GOAL: Each line below is to be written out in full, exactly as shown.

--- START OF MATERIAL FOR THE TASK ---

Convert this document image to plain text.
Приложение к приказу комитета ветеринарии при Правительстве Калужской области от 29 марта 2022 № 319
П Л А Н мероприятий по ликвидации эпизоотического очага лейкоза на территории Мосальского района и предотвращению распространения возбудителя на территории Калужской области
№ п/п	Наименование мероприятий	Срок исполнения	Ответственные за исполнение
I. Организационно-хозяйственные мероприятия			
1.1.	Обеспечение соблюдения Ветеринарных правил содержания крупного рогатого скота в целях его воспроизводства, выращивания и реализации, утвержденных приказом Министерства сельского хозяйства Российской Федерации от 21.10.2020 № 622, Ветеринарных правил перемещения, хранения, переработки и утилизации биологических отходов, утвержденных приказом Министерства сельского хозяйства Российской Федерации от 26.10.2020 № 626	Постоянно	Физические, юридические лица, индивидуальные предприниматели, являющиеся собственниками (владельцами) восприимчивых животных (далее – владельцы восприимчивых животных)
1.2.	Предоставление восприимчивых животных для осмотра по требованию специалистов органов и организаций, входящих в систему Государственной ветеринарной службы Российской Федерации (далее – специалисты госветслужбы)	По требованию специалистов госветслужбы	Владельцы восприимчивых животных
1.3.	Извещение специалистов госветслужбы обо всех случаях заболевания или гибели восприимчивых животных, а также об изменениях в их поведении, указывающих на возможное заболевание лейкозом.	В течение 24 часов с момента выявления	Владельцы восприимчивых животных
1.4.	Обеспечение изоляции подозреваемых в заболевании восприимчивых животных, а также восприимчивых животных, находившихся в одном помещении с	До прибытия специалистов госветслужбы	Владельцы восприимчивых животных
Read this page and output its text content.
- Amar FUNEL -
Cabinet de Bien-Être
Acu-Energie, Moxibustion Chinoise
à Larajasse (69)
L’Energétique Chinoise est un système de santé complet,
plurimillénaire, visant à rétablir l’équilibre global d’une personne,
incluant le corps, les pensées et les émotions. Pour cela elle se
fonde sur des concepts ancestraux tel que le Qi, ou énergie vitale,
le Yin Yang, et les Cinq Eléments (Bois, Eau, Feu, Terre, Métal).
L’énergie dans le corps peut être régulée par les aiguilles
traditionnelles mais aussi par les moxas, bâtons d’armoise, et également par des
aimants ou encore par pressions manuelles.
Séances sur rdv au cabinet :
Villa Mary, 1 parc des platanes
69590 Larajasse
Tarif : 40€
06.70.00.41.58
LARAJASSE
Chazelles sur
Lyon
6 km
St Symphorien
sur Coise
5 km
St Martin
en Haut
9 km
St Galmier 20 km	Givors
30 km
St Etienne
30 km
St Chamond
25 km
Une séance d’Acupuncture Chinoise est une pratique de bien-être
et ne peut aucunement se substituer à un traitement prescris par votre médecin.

--- END OF MATERIAL FOR THE TASK ---

RESULT BELOW:
Convert this document image to plain text.
Приложение к приказу комитета ветеринарии при Правительстве Калужской области от 29 марта 2022 № 319
П Л А Н мероприятий по ликвидации эпизоотического очага лейкоза на территории Мосальского района и предотвращению распространения возбудителя на территории Калужской области
№ п/п	Наименование мероприятий	Срок исполнения	Ответственные за исполнение
I. Организационно-хозяйственные мероприятия			
1.1.	Обеспечение соблюдения Ветеринарных правил содержания крупного рогатого скота в целях его воспроизводства, выращивания и реализации, утвержденных приказом Министерства сельского хозяйства Российской Федерации от 21.10.2020 № 622, Ветеринарных правил перемещения, хранения, переработки и утилизации биологических отходов, утвержденных приказом Министерства сельского хозяйства Российской Федерации от 26.10.2020 № 626	Постоянно	Физические, юридические лица, индивидуальные предприниматели, являющиеся собственниками (владельцами) восприимчивых животных (далее – владельцы восприимчивых животных)
1.2.	Предоставление восприимчивых животных для осмотра по требованию специалистов органов и организаций, входящих в систему Государственной ветеринарной службы Российской Федерации (далее – специалисты госветслужбы)	По требованию специалистов госветслужбы	Владельцы восприимчивых животных
1.3.	Извещение специалистов госветслужбы обо всех случаях заболевания или гибели восприимчивых животных, а также об изменениях в их поведении, указывающих на возможное заболевание лейкозом.	В течение 24 часов с момента выявления	Владельцы восприимчивых животных
1.4.	Обеспечение изоляции подозреваемых в заболевании восприимчивых животных, а также восприимчивых животных, находившихся в одном помещении с	До прибытия специалистов госветслужбы	Владельцы восприимчивых животных
Read this page and output its text content.
- Amar FUNEL -
Cabinet de Bien-Être
Acu-Energie, Moxibustion Chinoise
à Larajasse (69)
L’Energétique Chinoise est un système de santé complet,
plurimillénaire, visant à rétablir l’équilibre global d’une personne,
incluant le corps, les pensées et les émotions. Pour cela elle se
fonde sur des concepts ancestraux tel que le Qi, ou énergie vitale,
le Yin Yang, et les Cinq Eléments (Bois, Eau, Feu, Terre, Métal).
L’énergie dans le corps peut être régulée par les aiguilles
traditionnelles mais aussi par les moxas, bâtons d’armoise, et également par des
aimants ou encore par pressions manuelles.
Séances sur rdv au cabinet :
Villa Mary, 1 parc des platanes
69590 Larajasse
Tarif : 40€
06.70.00.41.58
LARAJASSE
Chazelles sur
Lyon
6 km
St Symphorien
sur Coise
5 km
St Martin
en Haut
9 km
St Galmier 20 km	Givors
30 km
St Etienne
30 km
St Chamond
25 km
Une séance d’Acupuncture Chinoise est une pratique de bien-être
et ne peut aucunement se substituer à un traitement prescris par votre médecin.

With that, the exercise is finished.